## Request
Here are some entries; quote each one exactly.

## Record excerpts
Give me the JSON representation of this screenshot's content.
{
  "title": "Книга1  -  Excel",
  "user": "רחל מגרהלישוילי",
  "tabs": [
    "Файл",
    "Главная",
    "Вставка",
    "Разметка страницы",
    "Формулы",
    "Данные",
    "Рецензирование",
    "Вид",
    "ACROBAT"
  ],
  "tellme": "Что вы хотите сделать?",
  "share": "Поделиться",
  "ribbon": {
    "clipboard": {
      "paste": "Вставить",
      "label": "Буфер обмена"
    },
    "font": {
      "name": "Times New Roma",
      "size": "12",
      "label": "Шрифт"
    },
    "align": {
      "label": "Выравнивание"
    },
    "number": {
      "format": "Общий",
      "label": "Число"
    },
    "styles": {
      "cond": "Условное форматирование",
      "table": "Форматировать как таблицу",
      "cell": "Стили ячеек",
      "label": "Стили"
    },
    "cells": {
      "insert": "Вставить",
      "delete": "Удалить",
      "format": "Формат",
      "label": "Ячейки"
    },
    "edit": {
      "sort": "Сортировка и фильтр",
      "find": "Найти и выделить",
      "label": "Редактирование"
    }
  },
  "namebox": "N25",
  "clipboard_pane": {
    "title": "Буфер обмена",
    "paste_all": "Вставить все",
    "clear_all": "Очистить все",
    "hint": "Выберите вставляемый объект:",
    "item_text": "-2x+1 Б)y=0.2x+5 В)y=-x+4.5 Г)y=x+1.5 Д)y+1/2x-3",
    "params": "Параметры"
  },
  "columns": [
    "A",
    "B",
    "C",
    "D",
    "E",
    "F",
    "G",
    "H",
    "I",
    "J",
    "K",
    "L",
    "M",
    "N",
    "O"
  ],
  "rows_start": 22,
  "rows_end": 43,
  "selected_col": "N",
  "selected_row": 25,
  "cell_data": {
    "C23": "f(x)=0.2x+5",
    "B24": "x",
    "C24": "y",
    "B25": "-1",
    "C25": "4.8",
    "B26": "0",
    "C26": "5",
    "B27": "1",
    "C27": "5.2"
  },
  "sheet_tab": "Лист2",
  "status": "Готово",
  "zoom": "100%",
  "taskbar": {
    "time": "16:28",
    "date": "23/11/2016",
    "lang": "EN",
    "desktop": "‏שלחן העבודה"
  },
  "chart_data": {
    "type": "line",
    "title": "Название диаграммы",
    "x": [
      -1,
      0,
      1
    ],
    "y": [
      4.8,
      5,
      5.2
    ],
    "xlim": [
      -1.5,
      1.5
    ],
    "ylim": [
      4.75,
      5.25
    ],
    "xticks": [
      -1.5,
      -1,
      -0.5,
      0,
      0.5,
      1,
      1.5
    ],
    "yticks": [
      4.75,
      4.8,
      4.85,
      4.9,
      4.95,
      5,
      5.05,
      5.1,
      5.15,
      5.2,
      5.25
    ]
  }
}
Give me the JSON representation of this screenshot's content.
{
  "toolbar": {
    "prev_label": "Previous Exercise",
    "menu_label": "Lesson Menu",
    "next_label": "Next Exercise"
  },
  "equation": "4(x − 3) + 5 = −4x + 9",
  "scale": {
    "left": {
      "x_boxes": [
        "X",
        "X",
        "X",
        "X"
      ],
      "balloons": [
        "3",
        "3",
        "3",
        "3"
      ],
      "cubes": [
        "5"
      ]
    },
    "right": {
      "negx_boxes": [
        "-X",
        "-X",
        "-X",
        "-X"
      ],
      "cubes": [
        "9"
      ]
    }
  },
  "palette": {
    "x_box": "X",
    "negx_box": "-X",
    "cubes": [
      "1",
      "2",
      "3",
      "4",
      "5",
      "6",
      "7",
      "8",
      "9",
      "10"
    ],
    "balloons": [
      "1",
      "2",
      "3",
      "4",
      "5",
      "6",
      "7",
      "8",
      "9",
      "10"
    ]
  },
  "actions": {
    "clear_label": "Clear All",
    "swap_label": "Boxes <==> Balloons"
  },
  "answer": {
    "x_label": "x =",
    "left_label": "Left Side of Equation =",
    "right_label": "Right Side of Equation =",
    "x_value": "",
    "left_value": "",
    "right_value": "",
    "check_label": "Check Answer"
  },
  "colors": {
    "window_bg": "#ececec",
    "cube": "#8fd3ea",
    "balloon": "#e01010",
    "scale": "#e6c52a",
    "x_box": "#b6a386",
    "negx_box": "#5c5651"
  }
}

## Answer to this task
Give me the JSON representation of this screenshot's content.
{
  "title": "Книга1  -  Excel",
  "user": "רחל מגרהלישוילי",
  "tabs": [
    "Файл",
    "Главная",
    "Вставка",
    "Разметка страницы",
    "Формулы",
    "Данные",
    "Рецензирование",
    "Вид",
    "ACROBAT"
  ],
  "tellme": "Что вы хотите сделать?",
  "share": "Поделиться",
  "ribbon": {
    "clipboard": {
      "paste": "Вставить",
      "label": "Буфер обмена"
    },
    "font": {
      "name": "Times New Roma",
      "size": "12",
      "label": "Шрифт"
    },
    "align": {
      "label": "Выравнивание"
    },
    "number": {
      "format": "Общий",
      "label": "Число"
    },
    "styles": {
      "cond": "Условное форматирование",
      "table": "Форматировать как таблицу",
      "cell": "Стили ячеек",
      "label": "Стили"
    },
    "cells": {
      "insert": "Вставить",
      "delete": "Удалить",
      "format": "Формат",
      "label": "Ячейки"
    },
    "edit": {
      "sort": "Сортировка и фильтр",
      "find": "Найти и выделить",
      "label": "Редактирование"
    }
  },
  "namebox": "N25",
  "clipboard_pane": {
    "title": "Буфер обмена",
    "paste_all": "Вставить все",
    "clear_all": "Очистить все",
    "hint": "Выберите вставляемый объект:",
    "item_text": "-2x+1 Б)y=0.2x+5 В)y=-x+4.5 Г)y=x+1.5 Д)y+1/2x-3",
    "params": "Параметры"
  },
  "columns": [
    "A",
    "B",
    "C",
    "D",
    "E",
    "F",
    "G",
    "H",
    "I",
    "J",
    "K",
    "L",
    "M",
    "N",
    "O"
  ],
  "rows_start": 22,
  "rows_end": 43,
  "selected_col": "N",
  "selected_row": 25,
  "cell_data": {
    "C23": "f(x)=0.2x+5",
    "B24": "x",
    "C24": "y",
    "B25": "-1",
    "C25": "4.8",
    "B26": "0",
    "C26": "5",
    "B27": "1",
    "C27": "5.2"
  },
  "sheet_tab": "Лист2",
  "status": "Готово",
  "zoom": "100%",
  "taskbar": {
    "time": "16:28",
    "date": "23/11/2016",
    "lang": "EN",
    "desktop": "‏שלחן העבודה"
  },
  "chart_data": {
    "type": "line",
    "title": "Название диаграммы",
    "x": [
      -1,
      0,
      1
    ],
    "y": [
      4.8,
      5,
      5.2
    ],
    "xlim": [
      -1.5,
      1.5
    ],
    "ylim": [
      4.75,
      5.25
    ],
    "xticks": [
      -1.5,
      -1,
      -0.5,
      0,
      0.5,
      1,
      1.5
    ],
    "yticks": [
      4.75,
      4.8,
      4.85,
      4.9,
      4.95,
      5,
      5.05,
      5.1,
      5.15,
      5.2,
      5.25
    ]
  }
}
Give me the JSON representation of this screenshot's content.
{
  "toolbar": {
    "prev_label": "Previous Exercise",
    "menu_label": "Lesson Menu",
    "next_label": "Next Exercise"
  },
  "equation": "4(x − 3) + 5 = −4x + 9",
  "scale": {
    "left": {
      "x_boxes": [
        "X",
        "X",
        "X",
        "X"
      ],
      "balloons": [
        "3",
        "3",
        "3",
        "3"
      ],
      "cubes": [
        "5"
      ]
    },
    "right": {
      "negx_boxes": [
        "-X",
        "-X",
        "-X",
        "-X"
      ],
      "cubes": [
        "9"
      ]
    }
  },
  "palette": {
    "x_box": "X",
    "negx_box": "-X",
    "cubes": [
      "1",
      "2",
      "3",
      "4",
      "5",
      "6",
      "7",
      "8",
      "9",
      "10"
    ],
    "balloons": [
      "1",
      "2",
      "3",
      "4",
      "5",
      "6",
      "7",
      "8",
      "9",
      "10"
    ]
  },
  "actions": {
    "clear_label": "Clear All",
    "swap_label": "Boxes <==> Balloons"
  },
  "answer": {
    "x_label": "x =",
    "left_label": "Left Side of Equation =",
    "right_label": "Right Side of Equation =",
    "x_value": "",
    "left_value": "",
    "right_value": "",
    "check_label": "Check Answer"
  },
  "colors": {
    "window_bg": "#ececec",
    "cube": "#8fd3ea",
    "balloon": "#e01010",
    "scale": "#e6c52a",
    "x_box": "#b6a386",
    "negx_box": "#5c5651"
  }
}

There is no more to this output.